Страница 83 из 102
— Именно, даже участвовать в подобной дискуссии было бы непростительной ошибкой и непорядочно с нашей стороны, — подытожил эту часть разговора Вячеслав Михайлович и далее стал излагать некоторые факты, дававшие мне возможность представить все те тревоги и заботы, которые томили советских руководителей в канун войны и в ее первые дни. Я мысленно всматривался во все это, как в мощное увеличительное стекло…
Ровно четыре часа провели мы тогда с С. И. Малашкиным в Жуковке. На прощанье я заручился согласием Вячеслава Михайловича позвонить ему, если у меня что-нибудь напишется.
----
=== Задания для выполнения ===
1. Перепечатайте из исходного текста фрагмент, который открывается словами, содержащими «Страница 83 из», и завершается словами «меня что-нибудь напишется.».
2. Что, согласно исходному тексту, дало рассказчику возможность представить тревоги и заботы советских руководителей в канун войны и в ее первые дни? Ответьте одним–тремя предложениями.
----
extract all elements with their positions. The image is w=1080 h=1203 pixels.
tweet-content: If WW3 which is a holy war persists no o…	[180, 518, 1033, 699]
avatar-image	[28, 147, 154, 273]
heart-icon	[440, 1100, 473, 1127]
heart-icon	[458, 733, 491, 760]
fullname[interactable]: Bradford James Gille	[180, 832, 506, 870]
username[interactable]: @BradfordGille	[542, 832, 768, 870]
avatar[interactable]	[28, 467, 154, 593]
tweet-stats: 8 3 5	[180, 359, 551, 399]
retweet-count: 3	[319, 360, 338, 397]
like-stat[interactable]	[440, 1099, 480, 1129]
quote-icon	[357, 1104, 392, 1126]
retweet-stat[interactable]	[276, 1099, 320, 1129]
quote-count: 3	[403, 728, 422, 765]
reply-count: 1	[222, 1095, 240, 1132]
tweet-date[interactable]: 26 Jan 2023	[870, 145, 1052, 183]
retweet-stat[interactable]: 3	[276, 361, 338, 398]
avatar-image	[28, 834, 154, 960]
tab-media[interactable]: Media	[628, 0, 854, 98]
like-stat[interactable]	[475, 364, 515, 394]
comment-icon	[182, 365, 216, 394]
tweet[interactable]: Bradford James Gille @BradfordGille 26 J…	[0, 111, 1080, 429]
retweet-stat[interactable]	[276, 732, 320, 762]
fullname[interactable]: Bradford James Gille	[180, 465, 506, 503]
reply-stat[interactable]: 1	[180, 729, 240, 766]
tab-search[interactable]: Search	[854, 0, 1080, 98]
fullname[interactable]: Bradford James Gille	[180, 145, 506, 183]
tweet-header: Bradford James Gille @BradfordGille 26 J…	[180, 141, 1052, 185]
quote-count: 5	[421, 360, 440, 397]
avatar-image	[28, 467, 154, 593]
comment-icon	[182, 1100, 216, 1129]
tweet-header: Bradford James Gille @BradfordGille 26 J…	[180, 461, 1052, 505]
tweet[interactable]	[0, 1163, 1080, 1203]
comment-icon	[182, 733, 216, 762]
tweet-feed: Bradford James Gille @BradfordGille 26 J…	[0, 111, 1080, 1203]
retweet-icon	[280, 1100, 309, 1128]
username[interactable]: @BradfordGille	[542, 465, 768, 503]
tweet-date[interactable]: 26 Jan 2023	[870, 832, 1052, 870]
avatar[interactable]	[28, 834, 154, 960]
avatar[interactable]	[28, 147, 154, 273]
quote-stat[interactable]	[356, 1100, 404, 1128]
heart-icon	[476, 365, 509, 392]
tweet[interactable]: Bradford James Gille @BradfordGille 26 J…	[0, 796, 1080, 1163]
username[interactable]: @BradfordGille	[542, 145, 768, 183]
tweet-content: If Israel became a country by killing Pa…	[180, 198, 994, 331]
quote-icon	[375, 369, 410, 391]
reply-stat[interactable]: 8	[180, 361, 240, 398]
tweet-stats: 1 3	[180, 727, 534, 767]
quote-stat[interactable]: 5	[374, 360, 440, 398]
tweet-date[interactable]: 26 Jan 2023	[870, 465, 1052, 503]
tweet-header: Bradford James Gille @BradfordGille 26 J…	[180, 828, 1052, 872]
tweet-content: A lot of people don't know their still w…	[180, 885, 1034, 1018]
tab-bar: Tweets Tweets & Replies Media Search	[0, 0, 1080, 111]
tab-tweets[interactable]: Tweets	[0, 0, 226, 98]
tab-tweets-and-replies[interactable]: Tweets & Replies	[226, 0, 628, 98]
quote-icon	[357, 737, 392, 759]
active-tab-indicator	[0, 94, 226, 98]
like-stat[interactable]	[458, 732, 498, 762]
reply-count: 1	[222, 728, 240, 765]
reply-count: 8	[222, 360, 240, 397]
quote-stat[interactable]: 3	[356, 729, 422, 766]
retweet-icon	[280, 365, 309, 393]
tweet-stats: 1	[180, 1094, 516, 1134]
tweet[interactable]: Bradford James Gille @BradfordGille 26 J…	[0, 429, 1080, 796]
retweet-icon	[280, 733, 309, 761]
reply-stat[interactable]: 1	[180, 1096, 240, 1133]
----
=== Ответы по заданиям ===
1.
Страница 83 из 102
— Именно, даже участвовать в подобной дискуссии было бы непростительной ошибкой и непорядочно с нашей стороны, — подытожил эту часть разговора Вячеслав Михайлович и далее стал излагать некоторые факты, дававшие мне возможность представить все те тревоги и заботы, которые томили советских руководителей в канун войны и в ее первые дни. Я мысленно всматривался во все это, как в мощное увеличительное стекло…
Ровно четыре часа провели мы тогда с С. И. Малашкиным в Жуковке. На прощанье я заручился согласием Вячеслава Михайловича позвонить ему, если у меня что-нибудь напишется.

2. Такую возможность дали факты, которые Вячеслав Михайлович стал излагать, подытожив эту часть разговора. Именно они позволяли представить тревоги и заботы, томившие советских руководителей в канун войны и в ее первые дни.